» Your tasks
1: Reproduce word for word the part of the vineyard problem that runs from "From perspective of" down to "as LP-1 does.".
2: In the vineyard problem, what does each ton of grapes bought from nearby farms cost?

Mountain Laurel Vineyards produces three kinds of wine—Mountain
Blanc, Mountain Red, and Mountain Blush; and sells in local market.
The company has 17 tons of grapes available to produce wine this
season. A cask of Blanc requires 0.21 ton of grapes, a cask of Red
requires 0.24 ton, and a cask of Blush requires 0.18 ton. The
vineyard has enough storage space in its aging room to store 80
casks of wine. The vineyard has 1200 hours of production capacity,
and it requires 12 hours to produce a cask of Blanc, 14.5 hours to
produce a cask of Red, and 16 hours to produce a cask of Blush.
From past sales the vineyard knows that in the local market the
demand for the Blush will be no more than half of the sales of the
other two wines combined. The profit for a cask of Blanc is $7,500,
the profit for a cask of Red is $8,200, and the profit for a cask
of Blush is $10,500.
The vineyard constructed a LP model to maximize its profit as
follows.
LP-1:
max Z = 7500x1+8200x2+10500x3
subject to:
0.21x1+0.24x2+0.18x3≤17
x1+x2+x3≤80
12x1+14.5x2+16x3≤1200
-12x1+x2+x3≤0
x1,x2,x3≥0
The optimal solution is 20 casks of Blanc, 33.33 casks of Red,
and 26.67 casks of Blush,
with profit of $703,333.
Mountain Laurel Vineyards gets good reputation for their high
quality of wines. A wine seller in another city requests to order
35 casks of Mountain Red. In order to gain larger market, the
vineyard accepted the deal and signed the contract.
For this problem and the market opportunity, Mountain Laurel
Vineyards conducted research regarding how to expand their wine
production system. From sensitivity report of LP-1, they can see
expand what resources can benefit more. However, any increased
resource has certain cost. They found the following facts:
Although their grape farm only produces 17 tons of grape; the
vineyards possibly to purchase more grape from other farms nearby
at the cost of $2000 per ton, and each purchased ton of grape will
cost 3 labor hour. Finally, the total amount of purchased grape
cannot be excess 7 tons.
Although the vineyards only has storage capacity of 80 casks,
they can rent more storage at the cost of $800 per cask; maximum
storage of 30 casks can be rent.
The growing production may require more labor hours beyond the
original 1200 hours. To hire a local help will cost $50 per hour,
and the maximum of 500 hours they can increase.
The profit for a cask of Mountain Red increases from $8,200 to
$8,500.
TASKS:
From systems perspective, regarding Mountain Laurel Vineyards
as a system, what is its function? What are inputs to the system?
What are outputs? What are “control signals” or decision variables?
(5%)
From perspective of rational decision, should the Mountain
Laurel Vineyards simply change their original production and sales
plan and provide 35 casks Red for the contracted wine seller in
another city? Why? (5%)
Assume Mountain Laurel Vineyards want to maximize its profit by
expanding their production system. Carefully review the above
stated changes; extend the former linear programming model LP-1
into a new LP model. Write the LP mathematic model as LP-1 does.
(5%)
(Hints: The demand of Blanc applies to
local market only!)

» Data lines
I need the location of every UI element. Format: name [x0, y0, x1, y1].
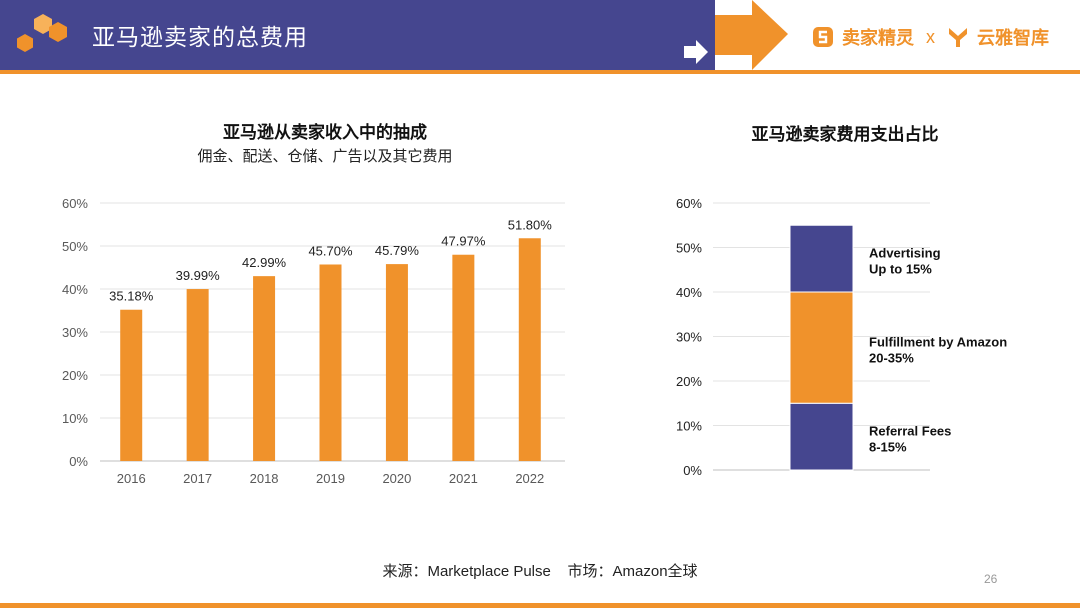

» Exercise solutions
1:
From perspective of rational decision, should the Mountain
Laurel Vineyards simply change their original production and sales
plan and provide 35 casks Red for the contracted wine seller in
another city? Why? (5%)
Assume Mountain Laurel Vineyards want to maximize its profit by
expanding their production system. Carefully review the above
stated changes; extend the former linear programming model LP-1
into a new LP model. Write the LP mathematic model as LP-1 does.

2: $2000 per ton